Excerpted text:
━━━━━━━━━━━━━━━━━━━━━━━━━━━━━━
So, am I kind of the only one who thinks this will end all wrapped up in a nice bow, Mimara forgiving all the souls in the Outside*, the God reunited, and the inhabitants of Earwa finally experiencing genuine love and grace for the first time ever?

Is Damnation a thing because in desiring, we always "sin" against another part of God, and since no Son is privileged over the others, there can be no true forgiveness coming from an actual, all-knowing divine being on the outside looking? Is Mimara going to assume that mantle, and become the Whole that will absolve souls of their transgressions against the Parts?

More upbeat than what I think will happen -> Mimara (or perhaps her child) will show a way toward the God of Gods and the remnants of Earwa in the final trilogy will have to work to oppose the Archons/Hundred.

So no definitive positive state but better than the status quo.

I suspect Kellhus + No-God will find a way to shut the world from the Hundred but this will lead to terrible repercussions that have to be corrected in the final trilogy.
━━━━━━━━━━━━━━━━━━━━━━━━━━━━━━
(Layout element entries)

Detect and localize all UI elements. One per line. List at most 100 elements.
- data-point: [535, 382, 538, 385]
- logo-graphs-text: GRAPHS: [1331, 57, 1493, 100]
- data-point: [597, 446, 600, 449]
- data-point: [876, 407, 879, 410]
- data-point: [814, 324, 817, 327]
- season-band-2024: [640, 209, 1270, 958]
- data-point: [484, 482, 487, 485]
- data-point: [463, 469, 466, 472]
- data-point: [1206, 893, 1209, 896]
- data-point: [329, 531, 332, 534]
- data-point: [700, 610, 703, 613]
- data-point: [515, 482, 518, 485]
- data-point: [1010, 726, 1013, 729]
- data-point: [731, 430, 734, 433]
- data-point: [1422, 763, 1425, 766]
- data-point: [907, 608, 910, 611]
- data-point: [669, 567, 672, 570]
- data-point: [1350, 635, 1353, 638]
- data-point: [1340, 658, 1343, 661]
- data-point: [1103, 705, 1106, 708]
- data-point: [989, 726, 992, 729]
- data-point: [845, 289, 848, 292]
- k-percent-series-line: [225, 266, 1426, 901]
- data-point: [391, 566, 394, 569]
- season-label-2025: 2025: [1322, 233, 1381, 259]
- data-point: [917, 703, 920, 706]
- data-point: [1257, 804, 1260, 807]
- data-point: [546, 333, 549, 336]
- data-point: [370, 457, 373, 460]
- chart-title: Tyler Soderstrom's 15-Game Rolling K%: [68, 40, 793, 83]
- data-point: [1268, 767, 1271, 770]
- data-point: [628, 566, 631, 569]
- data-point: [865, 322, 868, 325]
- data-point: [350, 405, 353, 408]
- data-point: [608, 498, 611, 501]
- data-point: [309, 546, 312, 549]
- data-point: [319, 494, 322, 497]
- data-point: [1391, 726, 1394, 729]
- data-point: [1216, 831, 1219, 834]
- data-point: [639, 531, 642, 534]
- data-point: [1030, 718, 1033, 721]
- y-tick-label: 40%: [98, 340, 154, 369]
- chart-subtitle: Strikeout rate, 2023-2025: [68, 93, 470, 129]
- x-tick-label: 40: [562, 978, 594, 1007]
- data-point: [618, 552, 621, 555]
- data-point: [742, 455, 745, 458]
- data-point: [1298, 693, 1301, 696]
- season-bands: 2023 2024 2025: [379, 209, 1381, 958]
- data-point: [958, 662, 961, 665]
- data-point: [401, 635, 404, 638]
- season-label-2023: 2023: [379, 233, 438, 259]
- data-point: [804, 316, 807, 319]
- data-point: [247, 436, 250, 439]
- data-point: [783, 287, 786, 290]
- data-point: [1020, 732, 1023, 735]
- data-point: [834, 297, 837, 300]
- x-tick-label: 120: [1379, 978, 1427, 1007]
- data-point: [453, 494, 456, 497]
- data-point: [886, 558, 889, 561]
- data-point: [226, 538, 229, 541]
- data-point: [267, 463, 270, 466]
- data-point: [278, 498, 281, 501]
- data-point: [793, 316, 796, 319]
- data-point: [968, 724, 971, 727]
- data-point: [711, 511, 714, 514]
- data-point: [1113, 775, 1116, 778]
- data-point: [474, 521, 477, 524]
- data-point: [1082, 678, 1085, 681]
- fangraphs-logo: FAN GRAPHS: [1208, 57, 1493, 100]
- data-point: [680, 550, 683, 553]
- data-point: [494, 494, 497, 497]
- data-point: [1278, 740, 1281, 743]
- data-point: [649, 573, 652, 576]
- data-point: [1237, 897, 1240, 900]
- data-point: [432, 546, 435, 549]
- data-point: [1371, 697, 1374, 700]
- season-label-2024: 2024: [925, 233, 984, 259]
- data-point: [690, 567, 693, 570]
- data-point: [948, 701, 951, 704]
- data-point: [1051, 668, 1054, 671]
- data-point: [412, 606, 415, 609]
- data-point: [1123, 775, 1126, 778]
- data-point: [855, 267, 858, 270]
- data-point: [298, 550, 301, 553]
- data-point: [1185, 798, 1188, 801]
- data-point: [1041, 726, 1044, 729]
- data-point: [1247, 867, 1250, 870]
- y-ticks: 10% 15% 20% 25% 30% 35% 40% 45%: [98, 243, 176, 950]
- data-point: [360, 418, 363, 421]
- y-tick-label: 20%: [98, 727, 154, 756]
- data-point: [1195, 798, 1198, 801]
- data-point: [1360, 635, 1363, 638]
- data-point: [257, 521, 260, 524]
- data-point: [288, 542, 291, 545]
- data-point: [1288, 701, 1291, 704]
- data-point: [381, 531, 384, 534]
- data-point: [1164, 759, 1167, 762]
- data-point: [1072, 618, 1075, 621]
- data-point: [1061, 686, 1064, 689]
━━━━━━━━━━━━━━━━━━━━━━━━━━━━━━
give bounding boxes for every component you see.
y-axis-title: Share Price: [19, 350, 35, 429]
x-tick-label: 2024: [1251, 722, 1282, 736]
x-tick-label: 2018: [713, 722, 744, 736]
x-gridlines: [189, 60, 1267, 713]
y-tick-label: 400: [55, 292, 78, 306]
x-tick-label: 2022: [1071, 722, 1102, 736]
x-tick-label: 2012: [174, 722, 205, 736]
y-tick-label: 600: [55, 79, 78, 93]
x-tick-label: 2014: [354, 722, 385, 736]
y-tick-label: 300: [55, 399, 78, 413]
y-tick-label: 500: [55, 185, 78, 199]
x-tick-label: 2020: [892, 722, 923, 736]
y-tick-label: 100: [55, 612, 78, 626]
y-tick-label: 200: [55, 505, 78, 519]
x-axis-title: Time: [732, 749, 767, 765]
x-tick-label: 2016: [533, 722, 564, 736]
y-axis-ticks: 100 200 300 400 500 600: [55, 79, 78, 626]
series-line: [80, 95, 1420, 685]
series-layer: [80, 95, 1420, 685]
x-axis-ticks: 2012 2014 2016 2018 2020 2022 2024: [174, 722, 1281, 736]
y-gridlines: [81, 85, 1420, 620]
━━━━━━━━━━━━━━━━━━━━━━━━━━━━━━
Problems and tasks:
1 - In the post speculating about the series' ending, who does the writer suspect will find a way to shut the world from the Hundred?
2 - Continue the post speculating about the series' ending from its last sentence.

Per-task answers:
1 - Kellhus and the No-God.

2 -
6 minutes ago, Michael Seswatha Jordan said:

I really think that Mimara will be involved in awakening the God. Imho, I don't see as of now, where she even has the power to forgive(of damnation) a soul, Let alone the entirety of the Outside. And as others have said, maybe its her and Akka's child that's the true Savior. Whoever it is, I don't think it'll be wrapped up by the end of TUC. But yes, I think you and Kalbear have hit the nail on the head, and the God becoming whole again is how this story will end. Whenever that might be, lol.

Yeah all the stuff about Mimara being able to forgive damnation hinge on a single line AFAICTell. I think she forgave her would be rapist but this did nothing to change his after life state. Kellhus' experience pretty much confirms this in my mind - it didn't matter whether one is good or evil in this life, sinful or pure.

So long as the Hundred + Sons rule the Outside you end up trapped unless perhaps you are Cish.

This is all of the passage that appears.